*What to do:* Print each of the records below, leaving every word as it is.

*Data to process:*
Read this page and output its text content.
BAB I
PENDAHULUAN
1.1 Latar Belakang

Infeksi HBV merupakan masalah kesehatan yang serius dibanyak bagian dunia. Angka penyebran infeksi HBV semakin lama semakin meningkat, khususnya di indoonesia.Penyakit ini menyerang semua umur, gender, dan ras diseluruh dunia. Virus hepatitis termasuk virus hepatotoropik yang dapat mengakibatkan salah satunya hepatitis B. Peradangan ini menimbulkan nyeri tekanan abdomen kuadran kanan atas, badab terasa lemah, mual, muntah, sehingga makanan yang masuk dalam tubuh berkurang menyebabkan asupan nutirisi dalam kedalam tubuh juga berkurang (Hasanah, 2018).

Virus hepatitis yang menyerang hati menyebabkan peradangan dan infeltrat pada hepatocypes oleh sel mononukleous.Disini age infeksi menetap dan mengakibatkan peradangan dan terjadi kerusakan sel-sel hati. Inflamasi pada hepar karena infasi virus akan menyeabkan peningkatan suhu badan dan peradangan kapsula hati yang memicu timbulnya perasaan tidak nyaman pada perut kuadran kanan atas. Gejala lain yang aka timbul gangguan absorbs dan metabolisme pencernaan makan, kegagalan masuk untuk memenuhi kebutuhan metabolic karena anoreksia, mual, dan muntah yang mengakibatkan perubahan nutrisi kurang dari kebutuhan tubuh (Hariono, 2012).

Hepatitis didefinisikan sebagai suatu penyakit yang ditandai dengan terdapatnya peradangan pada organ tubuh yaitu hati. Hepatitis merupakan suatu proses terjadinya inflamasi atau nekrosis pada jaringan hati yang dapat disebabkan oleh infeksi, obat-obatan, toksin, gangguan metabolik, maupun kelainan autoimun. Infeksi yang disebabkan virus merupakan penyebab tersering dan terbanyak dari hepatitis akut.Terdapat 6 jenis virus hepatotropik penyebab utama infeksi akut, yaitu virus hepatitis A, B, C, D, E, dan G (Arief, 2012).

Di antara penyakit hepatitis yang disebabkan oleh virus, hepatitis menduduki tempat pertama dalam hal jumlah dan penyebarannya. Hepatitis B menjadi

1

*Response area:*
Read this page and output its text content.
BAB I
PENDAHULUAN
1.1 Latar Belakang

Infeksi HBV merupakan masalah kesehatan yang serius dibanyak bagian dunia. Angka penyebran infeksi HBV semakin lama semakin meningkat, khususnya di indoonesia.Penyakit ini menyerang semua umur, gender, dan ras diseluruh dunia. Virus hepatitis termasuk virus hepatotoropik yang dapat mengakibatkan salah satunya hepatitis B. Peradangan ini menimbulkan nyeri tekanan abdomen kuadran kanan atas, badab terasa lemah, mual, muntah, sehingga makanan yang masuk dalam tubuh berkurang menyebabkan asupan nutirisi dalam kedalam tubuh juga berkurang (Hasanah, 2018).

Virus hepatitis yang menyerang hati menyebabkan peradangan dan infeltrat pada hepatocypes oleh sel mononukleous.Disini age infeksi menetap dan mengakibatkan peradangan dan terjadi kerusakan sel-sel hati. Inflamasi pada hepar karena infasi virus akan menyeabkan peningkatan suhu badan dan peradangan kapsula hati yang memicu timbulnya perasaan tidak nyaman pada perut kuadran kanan atas. Gejala lain yang aka timbul gangguan absorbs dan metabolisme pencernaan makan, kegagalan masuk untuk memenuhi kebutuhan metabolic karena anoreksia, mual, dan muntah yang mengakibatkan perubahan nutrisi kurang dari kebutuhan tubuh (Hariono, 2012).

Hepatitis didefinisikan sebagai suatu penyakit yang ditandai dengan terdapatnya peradangan pada organ tubuh yaitu hati. Hepatitis merupakan suatu proses terjadinya inflamasi atau nekrosis pada jaringan hati yang dapat disebabkan oleh infeksi, obat-obatan, toksin, gangguan metabolik, maupun kelainan autoimun. Infeksi yang disebabkan virus merupakan penyebab tersering dan terbanyak dari hepatitis akut.Terdapat 6 jenis virus hepatotropik penyebab utama infeksi akut, yaitu virus hepatitis A, B, C, D, E, dan G (Arief, 2012).

Di antara penyakit hepatitis yang disebabkan oleh virus, hepatitis menduduki tempat pertama dalam hal jumlah dan penyebarannya. Hepatitis B menjadi

1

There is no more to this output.